Texto proporcionado.
25/03/2026
HIPATIA DE ALEJANDRIA
“El último científico que trabajó en Alejandría [especificamente en el Serapeum] fue una matemática, astrónoma, física y miembro de la escuela neoplatónica de filosofía: un extraordinario conjunto de logros para cualquier individuo de cualquier época. Su nombre era Hipatia. Nació en el año 370 en Alejandría. Hipatia, en una época en la que las mujeres disponían de pocas opciones y eran tratadas como objetos en propiedad, se movió libremente y sin afectación por los dominios tradicionalmente masculinos. Todas las historias dicen que era una gran belleza. Tuvo muchos pretendientes, pero rechazó todas las proposiciones matrimoniales. La Alejandría de la época de Hipatia —bajo dominio romano desde hacía ya tiempo— era una ciudad que sufría graves tensiones. La esclavitud había agotado la vitalidad de la civilización clásica. La creciente Iglesia cristiana estaba consolidando su poder e intentando extirpar la influencia y la cultura paganas. Hipatia estaba sobre el epicentro de estas poderosas fuerzas sociales. Cirilo, el arzobispo de Alejandría, la despreciaba por la estrecha amistad que ella mantenía con el gobernador romano y porque era un símbolo de cultura y de ciencia, que la primitiva Iglesia identificaba en gran parte con el paganismo. A pesar del grave riesgo personal que ello suponía, continuó enseñando y publicando, hasta que, en el año 415, cuando iba a trabajar, cayó en manos de una turba fanática de feligreses de Cirilo. La arrancaron del carruaje, rompieron sus vestidos y, armados con conchas marinas, la desollaron arrancándole la carne de los huesos. Sus restos fueron quemados, sus obras destruidas, su nombre olvidado. Cirilo fue proclamado santo y en 1882, Doctor de la Iglesia.

Preguntas para responder.
A. ¿En qué año nació Hipatia, según el texto sobre Hipatia de Alejandría?
B. Retoma el texto sobre Hipatia de Alejandría justo después de su última oración.

Datos de origen.
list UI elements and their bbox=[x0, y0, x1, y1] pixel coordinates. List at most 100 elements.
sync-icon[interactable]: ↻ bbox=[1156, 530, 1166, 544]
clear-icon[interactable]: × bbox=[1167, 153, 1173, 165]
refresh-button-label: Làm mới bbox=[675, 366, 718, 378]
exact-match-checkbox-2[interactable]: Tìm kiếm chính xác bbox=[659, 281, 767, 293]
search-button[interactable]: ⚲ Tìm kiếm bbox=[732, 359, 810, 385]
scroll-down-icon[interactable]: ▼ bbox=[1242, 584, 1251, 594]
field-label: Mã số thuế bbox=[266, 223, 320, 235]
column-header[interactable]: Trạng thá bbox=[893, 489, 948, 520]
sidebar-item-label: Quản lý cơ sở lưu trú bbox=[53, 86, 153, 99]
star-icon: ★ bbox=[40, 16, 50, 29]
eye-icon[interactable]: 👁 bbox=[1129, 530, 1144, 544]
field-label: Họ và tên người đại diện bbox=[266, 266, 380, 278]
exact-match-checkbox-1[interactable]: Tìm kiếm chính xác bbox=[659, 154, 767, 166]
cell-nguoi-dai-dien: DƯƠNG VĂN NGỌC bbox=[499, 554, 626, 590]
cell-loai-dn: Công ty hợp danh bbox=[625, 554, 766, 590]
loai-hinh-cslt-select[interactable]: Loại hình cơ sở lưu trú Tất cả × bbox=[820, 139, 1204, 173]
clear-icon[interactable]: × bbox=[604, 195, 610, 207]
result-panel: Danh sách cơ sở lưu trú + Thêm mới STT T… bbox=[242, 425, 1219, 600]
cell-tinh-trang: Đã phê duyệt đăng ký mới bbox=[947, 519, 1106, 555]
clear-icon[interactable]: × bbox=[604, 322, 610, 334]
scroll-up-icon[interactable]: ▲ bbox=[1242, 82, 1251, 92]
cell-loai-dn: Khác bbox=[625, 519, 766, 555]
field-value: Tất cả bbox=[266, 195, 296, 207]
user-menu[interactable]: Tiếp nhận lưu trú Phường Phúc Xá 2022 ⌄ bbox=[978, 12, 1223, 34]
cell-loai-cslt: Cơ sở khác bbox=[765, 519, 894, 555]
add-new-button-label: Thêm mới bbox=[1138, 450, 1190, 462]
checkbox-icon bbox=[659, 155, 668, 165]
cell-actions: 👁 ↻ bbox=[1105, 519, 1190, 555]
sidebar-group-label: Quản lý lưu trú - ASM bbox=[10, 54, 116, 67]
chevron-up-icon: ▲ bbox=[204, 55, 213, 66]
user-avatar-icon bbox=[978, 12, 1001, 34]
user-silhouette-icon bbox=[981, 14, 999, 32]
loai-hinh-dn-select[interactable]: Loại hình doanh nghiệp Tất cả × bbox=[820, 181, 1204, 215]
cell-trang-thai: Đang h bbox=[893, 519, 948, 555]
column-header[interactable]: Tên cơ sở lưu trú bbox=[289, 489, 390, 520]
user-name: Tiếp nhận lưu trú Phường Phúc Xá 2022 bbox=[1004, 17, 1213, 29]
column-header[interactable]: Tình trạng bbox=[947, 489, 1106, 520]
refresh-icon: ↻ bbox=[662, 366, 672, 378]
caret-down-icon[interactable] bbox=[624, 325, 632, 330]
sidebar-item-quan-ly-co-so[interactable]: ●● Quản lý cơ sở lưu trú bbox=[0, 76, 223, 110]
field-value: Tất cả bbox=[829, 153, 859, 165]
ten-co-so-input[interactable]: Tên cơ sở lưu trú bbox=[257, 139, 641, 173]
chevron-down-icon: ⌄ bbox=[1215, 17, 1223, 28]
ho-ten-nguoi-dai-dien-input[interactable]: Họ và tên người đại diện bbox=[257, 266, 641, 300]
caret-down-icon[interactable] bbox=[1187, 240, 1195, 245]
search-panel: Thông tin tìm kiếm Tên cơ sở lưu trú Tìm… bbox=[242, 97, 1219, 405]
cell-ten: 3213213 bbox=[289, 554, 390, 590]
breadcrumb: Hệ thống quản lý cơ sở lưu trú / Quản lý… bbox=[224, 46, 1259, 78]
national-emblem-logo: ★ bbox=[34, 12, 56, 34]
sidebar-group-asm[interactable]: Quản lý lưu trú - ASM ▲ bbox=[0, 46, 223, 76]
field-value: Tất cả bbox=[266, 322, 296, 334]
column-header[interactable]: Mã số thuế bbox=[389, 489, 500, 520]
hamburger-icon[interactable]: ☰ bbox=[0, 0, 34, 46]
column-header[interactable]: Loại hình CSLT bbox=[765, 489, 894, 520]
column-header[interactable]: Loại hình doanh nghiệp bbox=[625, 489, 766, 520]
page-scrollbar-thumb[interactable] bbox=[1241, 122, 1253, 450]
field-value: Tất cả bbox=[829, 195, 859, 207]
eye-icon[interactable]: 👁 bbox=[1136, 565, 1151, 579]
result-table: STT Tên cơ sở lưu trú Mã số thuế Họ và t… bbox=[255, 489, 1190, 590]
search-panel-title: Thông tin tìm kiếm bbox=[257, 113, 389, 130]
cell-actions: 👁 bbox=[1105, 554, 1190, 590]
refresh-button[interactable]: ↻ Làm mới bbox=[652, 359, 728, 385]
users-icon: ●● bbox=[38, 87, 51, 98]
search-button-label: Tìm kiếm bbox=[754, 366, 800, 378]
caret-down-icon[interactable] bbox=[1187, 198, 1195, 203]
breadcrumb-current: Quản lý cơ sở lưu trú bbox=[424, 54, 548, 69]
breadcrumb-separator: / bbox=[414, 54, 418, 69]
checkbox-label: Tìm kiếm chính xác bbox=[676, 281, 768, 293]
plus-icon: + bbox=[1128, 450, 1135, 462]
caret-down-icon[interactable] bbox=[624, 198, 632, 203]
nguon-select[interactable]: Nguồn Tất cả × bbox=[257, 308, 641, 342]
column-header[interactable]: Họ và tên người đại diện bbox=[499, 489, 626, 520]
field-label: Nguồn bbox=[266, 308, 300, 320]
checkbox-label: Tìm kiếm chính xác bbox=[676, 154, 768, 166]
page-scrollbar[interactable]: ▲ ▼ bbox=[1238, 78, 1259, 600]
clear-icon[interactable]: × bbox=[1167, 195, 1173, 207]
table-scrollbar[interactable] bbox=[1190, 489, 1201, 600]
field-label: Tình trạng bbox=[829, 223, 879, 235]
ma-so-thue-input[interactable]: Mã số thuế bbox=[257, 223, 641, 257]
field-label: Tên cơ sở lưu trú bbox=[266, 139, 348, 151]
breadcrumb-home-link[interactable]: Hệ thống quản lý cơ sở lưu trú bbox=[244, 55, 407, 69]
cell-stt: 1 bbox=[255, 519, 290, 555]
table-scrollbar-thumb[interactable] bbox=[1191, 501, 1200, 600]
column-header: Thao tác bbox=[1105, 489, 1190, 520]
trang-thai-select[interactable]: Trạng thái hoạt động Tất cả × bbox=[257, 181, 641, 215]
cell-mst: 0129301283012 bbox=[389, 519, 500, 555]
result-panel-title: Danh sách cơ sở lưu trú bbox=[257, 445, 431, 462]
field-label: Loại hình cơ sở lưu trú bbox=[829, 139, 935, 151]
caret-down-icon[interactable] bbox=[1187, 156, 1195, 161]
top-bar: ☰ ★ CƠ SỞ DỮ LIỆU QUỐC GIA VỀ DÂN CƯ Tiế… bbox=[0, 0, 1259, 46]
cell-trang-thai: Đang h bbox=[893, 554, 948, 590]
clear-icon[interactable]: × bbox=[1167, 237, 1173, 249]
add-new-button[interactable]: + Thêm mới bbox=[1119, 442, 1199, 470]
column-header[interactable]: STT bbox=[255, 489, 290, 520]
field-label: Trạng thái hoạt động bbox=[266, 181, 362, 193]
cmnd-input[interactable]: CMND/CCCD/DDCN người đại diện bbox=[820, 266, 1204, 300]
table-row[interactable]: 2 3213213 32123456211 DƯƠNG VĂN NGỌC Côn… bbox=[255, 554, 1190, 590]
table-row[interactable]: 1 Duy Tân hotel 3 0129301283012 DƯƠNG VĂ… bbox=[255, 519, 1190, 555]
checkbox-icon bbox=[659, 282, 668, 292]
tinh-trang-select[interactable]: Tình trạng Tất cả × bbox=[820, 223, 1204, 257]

Conjunto de respuestas.
A. En el año 370.

B.
La gloria de la antigua Biblioteca de Alejandría era un recuerdo lejano. Sus últimos restos fueron destruidos poco después de la muerte de Hipatia. Era como si toda la civilización hubiese sufrido una operación cerebral infligida por propia mano, de modo que quedaron extinguidos irrevocablemente la mayoría de sus memorias, descubrimientos, ideas y pasiones. La pérdida fue incalculable. En algunos casos sólo conocemos los atormentadores títulos de las obras que quedaron destruidas. En la mayoría de los casos no conocemos ni los títulos ni los autores.”
📌 El historiador griego de la iglesia cristiana, Sócrates de Constantinopla o el Escolástico, escribió sobre ella y su as*****to en el libro “La Historia eclesiástica”, escrito 25 o más años luego de su muerte. Elogia a Hipatia por sus logros y dignidad. Y aunque es cristiano, crítica fuertemente el papel desempeñado por la Iglesia en su as*****to y también al obispo Cirilo por su complicidad.